What to do: Copy every record word for word.

==== Entries provided

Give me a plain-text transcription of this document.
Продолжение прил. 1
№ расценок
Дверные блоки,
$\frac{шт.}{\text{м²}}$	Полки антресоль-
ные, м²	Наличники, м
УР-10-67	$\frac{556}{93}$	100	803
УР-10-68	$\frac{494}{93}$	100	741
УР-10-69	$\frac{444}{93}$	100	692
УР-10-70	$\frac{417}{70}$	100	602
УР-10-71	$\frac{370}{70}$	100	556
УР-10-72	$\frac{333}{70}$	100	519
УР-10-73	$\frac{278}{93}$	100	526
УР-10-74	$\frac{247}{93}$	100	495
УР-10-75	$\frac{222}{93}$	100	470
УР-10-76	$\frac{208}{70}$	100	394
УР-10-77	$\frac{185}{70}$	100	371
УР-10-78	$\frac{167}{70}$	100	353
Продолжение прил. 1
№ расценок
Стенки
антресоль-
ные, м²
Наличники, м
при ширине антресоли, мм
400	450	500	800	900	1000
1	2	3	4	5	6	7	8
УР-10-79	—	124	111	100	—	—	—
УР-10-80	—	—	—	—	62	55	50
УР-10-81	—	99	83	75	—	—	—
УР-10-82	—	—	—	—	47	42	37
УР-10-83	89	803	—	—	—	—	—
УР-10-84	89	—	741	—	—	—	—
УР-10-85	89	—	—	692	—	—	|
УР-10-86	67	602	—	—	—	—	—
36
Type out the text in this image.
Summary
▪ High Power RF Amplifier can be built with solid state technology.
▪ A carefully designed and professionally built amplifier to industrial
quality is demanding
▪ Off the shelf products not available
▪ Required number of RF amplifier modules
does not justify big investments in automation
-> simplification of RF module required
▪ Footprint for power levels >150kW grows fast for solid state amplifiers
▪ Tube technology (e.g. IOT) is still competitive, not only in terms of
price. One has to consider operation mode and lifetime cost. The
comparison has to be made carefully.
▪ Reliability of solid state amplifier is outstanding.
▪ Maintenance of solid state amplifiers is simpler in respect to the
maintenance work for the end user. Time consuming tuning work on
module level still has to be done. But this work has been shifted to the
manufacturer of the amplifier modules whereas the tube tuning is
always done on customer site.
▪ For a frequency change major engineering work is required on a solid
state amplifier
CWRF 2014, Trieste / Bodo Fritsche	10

========

Task solution:
Give me a plain-text transcription of this document.
Продолжение прил. 1
№ расценок
Дверные блоки,
$\frac{шт.}{\text{м²}}$	Полки антресоль-
ные, м²	Наличники, м
УР-10-67	$\frac{556}{93}$	100	803
УР-10-68	$\frac{494}{93}$	100	741
УР-10-69	$\frac{444}{93}$	100	692
УР-10-70	$\frac{417}{70}$	100	602
УР-10-71	$\frac{370}{70}$	100	556
УР-10-72	$\frac{333}{70}$	100	519
УР-10-73	$\frac{278}{93}$	100	526
УР-10-74	$\frac{247}{93}$	100	495
УР-10-75	$\frac{222}{93}$	100	470
УР-10-76	$\frac{208}{70}$	100	394
УР-10-77	$\frac{185}{70}$	100	371
УР-10-78	$\frac{167}{70}$	100	353
Продолжение прил. 1
№ расценок
Стенки
антресоль-
ные, м²
Наличники, м
при ширине антресоли, мм
400	450	500	800	900	1000
1	2	3	4	5	6	7	8
УР-10-79	—	124	111	100	—	—	—
УР-10-80	—	—	—	—	62	55	50
УР-10-81	—	99	83	75	—	—	—
УР-10-82	—	—	—	—	47	42	37
УР-10-83	89	803	—	—	—	—	—
УР-10-84	89	—	741	—	—	—	—
УР-10-85	89	—	—	692	—	—	|
УР-10-86	67	602	—	—	—	—	—
36
Type out the text in this image.
Summary
▪ High Power RF Amplifier can be built with solid state technology.
▪ A carefully designed and professionally built amplifier to industrial
quality is demanding
▪ Off the shelf products not available
▪ Required number of RF amplifier modules
does not justify big investments in automation
-> simplification of RF module required
▪ Footprint for power levels >150kW grows fast for solid state amplifiers
▪ Tube technology (e.g. IOT) is still competitive, not only in terms of
price. One has to consider operation mode and lifetime cost. The
comparison has to be made carefully.
▪ Reliability of solid state amplifier is outstanding.
▪ Maintenance of solid state amplifiers is simpler in respect to the
maintenance work for the end user. Time consuming tuning work on
module level still has to be done. But this work has been shifted to the
manufacturer of the amplifier modules whereas the tube tuning is
always done on customer site.
▪ For a frequency change major engineering work is required on a solid
state amplifier
CWRF 2014, Trieste / Bodo Fritsche	10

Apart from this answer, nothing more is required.